▶ **DO THIS**
Return all lines with the word "maximum" in them.

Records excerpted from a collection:
···
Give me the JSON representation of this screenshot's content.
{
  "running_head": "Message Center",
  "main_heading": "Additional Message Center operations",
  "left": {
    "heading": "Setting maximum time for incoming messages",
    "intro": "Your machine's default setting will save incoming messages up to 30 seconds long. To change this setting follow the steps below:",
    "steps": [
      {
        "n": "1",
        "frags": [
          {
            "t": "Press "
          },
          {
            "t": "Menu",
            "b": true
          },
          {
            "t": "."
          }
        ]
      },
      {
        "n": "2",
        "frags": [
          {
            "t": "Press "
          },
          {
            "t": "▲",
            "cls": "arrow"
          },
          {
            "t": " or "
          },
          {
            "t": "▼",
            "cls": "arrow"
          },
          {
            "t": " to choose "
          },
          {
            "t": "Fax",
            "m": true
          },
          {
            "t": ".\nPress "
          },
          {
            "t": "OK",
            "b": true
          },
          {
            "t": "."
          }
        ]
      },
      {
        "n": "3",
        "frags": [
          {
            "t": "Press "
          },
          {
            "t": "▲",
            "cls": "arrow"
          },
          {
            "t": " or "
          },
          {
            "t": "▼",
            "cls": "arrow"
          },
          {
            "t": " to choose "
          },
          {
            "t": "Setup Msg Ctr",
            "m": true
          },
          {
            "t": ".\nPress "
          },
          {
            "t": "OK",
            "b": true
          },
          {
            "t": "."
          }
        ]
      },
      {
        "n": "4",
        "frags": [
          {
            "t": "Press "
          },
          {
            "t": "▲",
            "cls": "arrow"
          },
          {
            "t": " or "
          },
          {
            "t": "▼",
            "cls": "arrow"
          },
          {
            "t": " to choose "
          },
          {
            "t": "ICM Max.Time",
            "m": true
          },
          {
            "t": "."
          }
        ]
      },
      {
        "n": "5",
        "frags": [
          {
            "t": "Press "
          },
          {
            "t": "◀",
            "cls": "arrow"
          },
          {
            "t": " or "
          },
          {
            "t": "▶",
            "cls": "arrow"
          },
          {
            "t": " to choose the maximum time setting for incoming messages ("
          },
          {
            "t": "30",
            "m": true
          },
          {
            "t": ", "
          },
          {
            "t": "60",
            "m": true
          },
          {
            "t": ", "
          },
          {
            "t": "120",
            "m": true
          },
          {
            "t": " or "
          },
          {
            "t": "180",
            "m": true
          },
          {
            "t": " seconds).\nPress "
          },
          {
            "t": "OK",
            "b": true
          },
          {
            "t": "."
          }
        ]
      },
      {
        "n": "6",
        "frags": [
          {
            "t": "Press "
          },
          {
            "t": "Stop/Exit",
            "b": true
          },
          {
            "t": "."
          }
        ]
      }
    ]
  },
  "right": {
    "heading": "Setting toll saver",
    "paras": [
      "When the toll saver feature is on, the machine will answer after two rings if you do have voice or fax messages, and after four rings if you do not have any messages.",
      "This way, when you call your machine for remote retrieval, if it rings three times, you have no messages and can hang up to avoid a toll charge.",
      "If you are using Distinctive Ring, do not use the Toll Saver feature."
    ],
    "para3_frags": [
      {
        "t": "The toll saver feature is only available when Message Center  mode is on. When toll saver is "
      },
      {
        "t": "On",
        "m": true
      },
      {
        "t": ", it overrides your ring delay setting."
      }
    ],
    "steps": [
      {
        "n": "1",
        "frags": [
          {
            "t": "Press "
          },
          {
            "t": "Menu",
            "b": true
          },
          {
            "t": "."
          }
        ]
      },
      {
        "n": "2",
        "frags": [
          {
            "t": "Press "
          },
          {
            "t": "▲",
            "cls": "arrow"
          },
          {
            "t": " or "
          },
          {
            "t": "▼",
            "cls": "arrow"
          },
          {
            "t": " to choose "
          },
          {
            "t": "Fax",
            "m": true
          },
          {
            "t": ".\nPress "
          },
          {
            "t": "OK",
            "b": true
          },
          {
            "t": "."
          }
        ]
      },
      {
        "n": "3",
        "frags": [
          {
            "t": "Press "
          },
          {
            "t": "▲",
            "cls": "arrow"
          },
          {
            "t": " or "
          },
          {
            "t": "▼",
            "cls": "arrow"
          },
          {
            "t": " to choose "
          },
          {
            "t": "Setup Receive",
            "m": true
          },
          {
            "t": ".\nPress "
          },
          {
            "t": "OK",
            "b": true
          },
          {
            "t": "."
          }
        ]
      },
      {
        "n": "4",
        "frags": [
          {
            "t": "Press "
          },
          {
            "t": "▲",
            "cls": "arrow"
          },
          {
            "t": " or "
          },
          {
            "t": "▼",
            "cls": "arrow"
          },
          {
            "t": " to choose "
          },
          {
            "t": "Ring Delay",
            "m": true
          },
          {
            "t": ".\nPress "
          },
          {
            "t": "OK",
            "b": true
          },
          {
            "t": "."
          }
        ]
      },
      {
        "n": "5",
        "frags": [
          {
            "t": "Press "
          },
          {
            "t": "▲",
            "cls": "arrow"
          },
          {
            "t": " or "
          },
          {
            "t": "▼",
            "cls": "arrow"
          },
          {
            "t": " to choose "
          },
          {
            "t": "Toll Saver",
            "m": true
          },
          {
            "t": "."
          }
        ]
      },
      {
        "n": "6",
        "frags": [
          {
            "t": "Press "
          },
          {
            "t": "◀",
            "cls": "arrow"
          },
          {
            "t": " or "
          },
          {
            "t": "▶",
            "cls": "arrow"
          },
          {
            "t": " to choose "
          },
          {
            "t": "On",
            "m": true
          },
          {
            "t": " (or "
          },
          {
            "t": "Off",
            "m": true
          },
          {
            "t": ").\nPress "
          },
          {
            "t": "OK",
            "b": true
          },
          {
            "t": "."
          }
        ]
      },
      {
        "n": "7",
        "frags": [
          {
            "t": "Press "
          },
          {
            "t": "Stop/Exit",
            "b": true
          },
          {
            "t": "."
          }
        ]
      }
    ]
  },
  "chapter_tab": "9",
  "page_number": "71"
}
···
▶ **COMPLETE ANSWER**
    "heading": "Setting maximum time for incoming messages",
            "t": " to choose the maximum time setting for incoming messages ("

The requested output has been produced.